### Stated problem
Write out the complete material exactly as it stands.

□ □ □ □ □

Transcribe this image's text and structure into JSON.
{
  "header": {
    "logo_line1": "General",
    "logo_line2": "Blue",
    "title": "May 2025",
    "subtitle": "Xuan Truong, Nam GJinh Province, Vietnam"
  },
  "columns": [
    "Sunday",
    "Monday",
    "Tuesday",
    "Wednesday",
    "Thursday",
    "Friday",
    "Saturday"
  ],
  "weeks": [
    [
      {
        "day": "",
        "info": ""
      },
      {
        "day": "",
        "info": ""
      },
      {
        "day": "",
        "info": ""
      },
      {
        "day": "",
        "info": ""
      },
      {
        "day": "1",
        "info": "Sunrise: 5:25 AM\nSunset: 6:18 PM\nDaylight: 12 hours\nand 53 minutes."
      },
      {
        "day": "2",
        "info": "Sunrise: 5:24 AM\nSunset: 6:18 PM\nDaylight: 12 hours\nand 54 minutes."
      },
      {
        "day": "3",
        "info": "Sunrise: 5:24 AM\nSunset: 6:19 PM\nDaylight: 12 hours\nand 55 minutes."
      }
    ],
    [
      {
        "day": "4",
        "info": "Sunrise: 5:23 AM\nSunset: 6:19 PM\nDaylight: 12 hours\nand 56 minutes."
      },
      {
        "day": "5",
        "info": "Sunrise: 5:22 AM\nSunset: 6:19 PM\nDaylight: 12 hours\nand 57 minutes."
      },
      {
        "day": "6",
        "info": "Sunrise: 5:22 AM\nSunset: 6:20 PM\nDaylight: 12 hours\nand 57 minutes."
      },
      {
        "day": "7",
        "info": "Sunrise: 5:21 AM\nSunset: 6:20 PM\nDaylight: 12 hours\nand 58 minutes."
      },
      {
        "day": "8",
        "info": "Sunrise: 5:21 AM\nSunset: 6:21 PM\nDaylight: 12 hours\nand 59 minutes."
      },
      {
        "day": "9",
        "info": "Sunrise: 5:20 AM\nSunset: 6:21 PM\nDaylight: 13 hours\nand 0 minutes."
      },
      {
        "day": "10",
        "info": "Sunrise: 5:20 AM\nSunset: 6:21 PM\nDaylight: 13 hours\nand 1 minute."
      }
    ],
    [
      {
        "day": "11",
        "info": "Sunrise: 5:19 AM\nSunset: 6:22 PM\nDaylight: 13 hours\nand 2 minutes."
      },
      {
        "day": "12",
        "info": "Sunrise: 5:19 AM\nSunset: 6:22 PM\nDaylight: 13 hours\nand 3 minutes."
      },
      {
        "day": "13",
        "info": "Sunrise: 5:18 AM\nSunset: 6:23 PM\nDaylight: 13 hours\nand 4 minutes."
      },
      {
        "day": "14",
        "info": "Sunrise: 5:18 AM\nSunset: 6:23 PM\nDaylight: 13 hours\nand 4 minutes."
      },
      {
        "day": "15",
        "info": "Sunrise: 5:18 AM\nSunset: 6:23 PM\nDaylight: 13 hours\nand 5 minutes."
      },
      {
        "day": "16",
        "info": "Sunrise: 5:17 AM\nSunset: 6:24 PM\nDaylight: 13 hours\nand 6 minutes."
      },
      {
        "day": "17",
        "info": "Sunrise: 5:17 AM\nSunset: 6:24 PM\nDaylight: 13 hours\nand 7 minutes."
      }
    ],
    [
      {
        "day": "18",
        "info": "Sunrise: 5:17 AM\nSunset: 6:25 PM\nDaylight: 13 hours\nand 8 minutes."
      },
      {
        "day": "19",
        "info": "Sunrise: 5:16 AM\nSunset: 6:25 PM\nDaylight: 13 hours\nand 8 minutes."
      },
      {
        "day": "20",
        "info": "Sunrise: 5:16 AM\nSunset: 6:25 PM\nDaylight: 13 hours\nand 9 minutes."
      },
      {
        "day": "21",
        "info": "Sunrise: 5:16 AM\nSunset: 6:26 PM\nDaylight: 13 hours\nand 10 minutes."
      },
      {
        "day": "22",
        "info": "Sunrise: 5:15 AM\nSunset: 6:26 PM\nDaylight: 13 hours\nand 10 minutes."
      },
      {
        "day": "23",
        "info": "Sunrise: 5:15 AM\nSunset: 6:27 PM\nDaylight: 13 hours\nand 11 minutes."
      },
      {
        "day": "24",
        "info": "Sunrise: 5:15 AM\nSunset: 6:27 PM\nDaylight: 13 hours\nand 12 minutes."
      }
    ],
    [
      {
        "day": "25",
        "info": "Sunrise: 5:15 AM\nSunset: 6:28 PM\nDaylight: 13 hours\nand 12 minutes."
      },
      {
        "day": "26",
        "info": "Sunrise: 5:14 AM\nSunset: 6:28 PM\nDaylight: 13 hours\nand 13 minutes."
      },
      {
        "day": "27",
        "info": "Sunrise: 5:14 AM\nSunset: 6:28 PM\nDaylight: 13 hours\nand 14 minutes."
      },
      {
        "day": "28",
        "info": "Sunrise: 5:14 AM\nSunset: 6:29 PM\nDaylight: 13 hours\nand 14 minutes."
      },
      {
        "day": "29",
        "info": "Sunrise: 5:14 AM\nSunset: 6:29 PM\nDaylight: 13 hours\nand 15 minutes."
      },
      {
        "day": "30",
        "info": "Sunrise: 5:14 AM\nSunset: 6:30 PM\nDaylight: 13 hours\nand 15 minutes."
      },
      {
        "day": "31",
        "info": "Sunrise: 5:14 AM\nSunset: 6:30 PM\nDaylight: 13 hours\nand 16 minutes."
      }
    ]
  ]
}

□ □ □ □ □

### Task output
Transcribe this image's text and structure into JSON.
{
  "header": {
    "logo_line1": "General",
    "logo_line2": "Blue",
    "title": "May 2025",
    "subtitle": "Xuan Truong, Nam GJinh Province, Vietnam"
  },
  "columns": [
    "Sunday",
    "Monday",
    "Tuesday",
    "Wednesday",
    "Thursday",
    "Friday",
    "Saturday"
  ],
  "weeks": [
    [
      {
        "day": "",
        "info": ""
      },
      {
        "day": "",
        "info": ""
      },
      {
        "day": "",
        "info": ""
      },
      {
        "day": "",
        "info": ""
      },
      {
        "day": "1",
        "info": "Sunrise: 5:25 AM\nSunset: 6:18 PM\nDaylight: 12 hours\nand 53 minutes."
      },
      {
        "day": "2",
        "info": "Sunrise: 5:24 AM\nSunset: 6:18 PM\nDaylight: 12 hours\nand 54 minutes."
      },
      {
        "day": "3",
        "info": "Sunrise: 5:24 AM\nSunset: 6:19 PM\nDaylight: 12 hours\nand 55 minutes."
      }
    ],
    [
      {
        "day": "4",
        "info": "Sunrise: 5:23 AM\nSunset: 6:19 PM\nDaylight: 12 hours\nand 56 minutes."
      },
      {
        "day": "5",
        "info": "Sunrise: 5:22 AM\nSunset: 6:19 PM\nDaylight: 12 hours\nand 57 minutes."
      },
      {
        "day": "6",
        "info": "Sunrise: 5:22 AM\nSunset: 6:20 PM\nDaylight: 12 hours\nand 57 minutes."
      },
      {
        "day": "7",
        "info": "Sunrise: 5:21 AM\nSunset: 6:20 PM\nDaylight: 12 hours\nand 58 minutes."
      },
      {
        "day": "8",
        "info": "Sunrise: 5:21 AM\nSunset: 6:21 PM\nDaylight: 12 hours\nand 59 minutes."
      },
      {
        "day": "9",
        "info": "Sunrise: 5:20 AM\nSunset: 6:21 PM\nDaylight: 13 hours\nand 0 minutes."
      },
      {
        "day": "10",
        "info": "Sunrise: 5:20 AM\nSunset: 6:21 PM\nDaylight: 13 hours\nand 1 minute."
      }
    ],
    [
      {
        "day": "11",
        "info": "Sunrise: 5:19 AM\nSunset: 6:22 PM\nDaylight: 13 hours\nand 2 minutes."
      },
      {
        "day": "12",
        "info": "Sunrise: 5:19 AM\nSunset: 6:22 PM\nDaylight: 13 hours\nand 3 minutes."
      },
      {
        "day": "13",
        "info": "Sunrise: 5:18 AM\nSunset: 6:23 PM\nDaylight: 13 hours\nand 4 minutes."
      },
      {
        "day": "14",
        "info": "Sunrise: 5:18 AM\nSunset: 6:23 PM\nDaylight: 13 hours\nand 4 minutes."
      },
      {
        "day": "15",
        "info": "Sunrise: 5:18 AM\nSunset: 6:23 PM\nDaylight: 13 hours\nand 5 minutes."
      },
      {
        "day": "16",
        "info": "Sunrise: 5:17 AM\nSunset: 6:24 PM\nDaylight: 13 hours\nand 6 minutes."
      },
      {
        "day": "17",
        "info": "Sunrise: 5:17 AM\nSunset: 6:24 PM\nDaylight: 13 hours\nand 7 minutes."
      }
    ],
    [
      {
        "day": "18",
        "info": "Sunrise: 5:17 AM\nSunset: 6:25 PM\nDaylight: 13 hours\nand 8 minutes."
      },
      {
        "day": "19",
        "info": "Sunrise: 5:16 AM\nSunset: 6:25 PM\nDaylight: 13 hours\nand 8 minutes."
      },
      {
        "day": "20",
        "info": "Sunrise: 5:16 AM\nSunset: 6:25 PM\nDaylight: 13 hours\nand 9 minutes."
      },
      {
        "day": "21",
        "info": "Sunrise: 5:16 AM\nSunset: 6:26 PM\nDaylight: 13 hours\nand 10 minutes."
      },
      {
        "day": "22",
        "info": "Sunrise: 5:15 AM\nSunset: 6:26 PM\nDaylight: 13 hours\nand 10 minutes."
      },
      {
        "day": "23",
        "info": "Sunrise: 5:15 AM\nSunset: 6:27 PM\nDaylight: 13 hours\nand 11 minutes."
      },
      {
        "day": "24",
        "info": "Sunrise: 5:15 AM\nSunset: 6:27 PM\nDaylight: 13 hours\nand 12 minutes."
      }
    ],
    [
      {
        "day": "25",
        "info": "Sunrise: 5:15 AM\nSunset: 6:28 PM\nDaylight: 13 hours\nand 12 minutes."
      },
      {
        "day": "26",
        "info": "Sunrise: 5:14 AM\nSunset: 6:28 PM\nDaylight: 13 hours\nand 13 minutes."
      },
      {
        "day": "27",
        "info": "Sunrise: 5:14 AM\nSunset: 6:28 PM\nDaylight: 13 hours\nand 14 minutes."
      },
      {
        "day": "28",
        "info": "Sunrise: 5:14 AM\nSunset: 6:29 PM\nDaylight: 13 hours\nand 14 minutes."
      },
      {
        "day": "29",
        "info": "Sunrise: 5:14 AM\nSunset: 6:29 PM\nDaylight: 13 hours\nand 15 minutes."
      },
      {
        "day": "30",
        "info": "Sunrise: 5:14 AM\nSunset: 6:30 PM\nDaylight: 13 hours\nand 15 minutes."
      },
      {
        "day": "31",
        "info": "Sunrise: 5:14 AM\nSunset: 6:30 PM\nDaylight: 13 hours\nand 16 minutes."
      }
    ]
  ]
}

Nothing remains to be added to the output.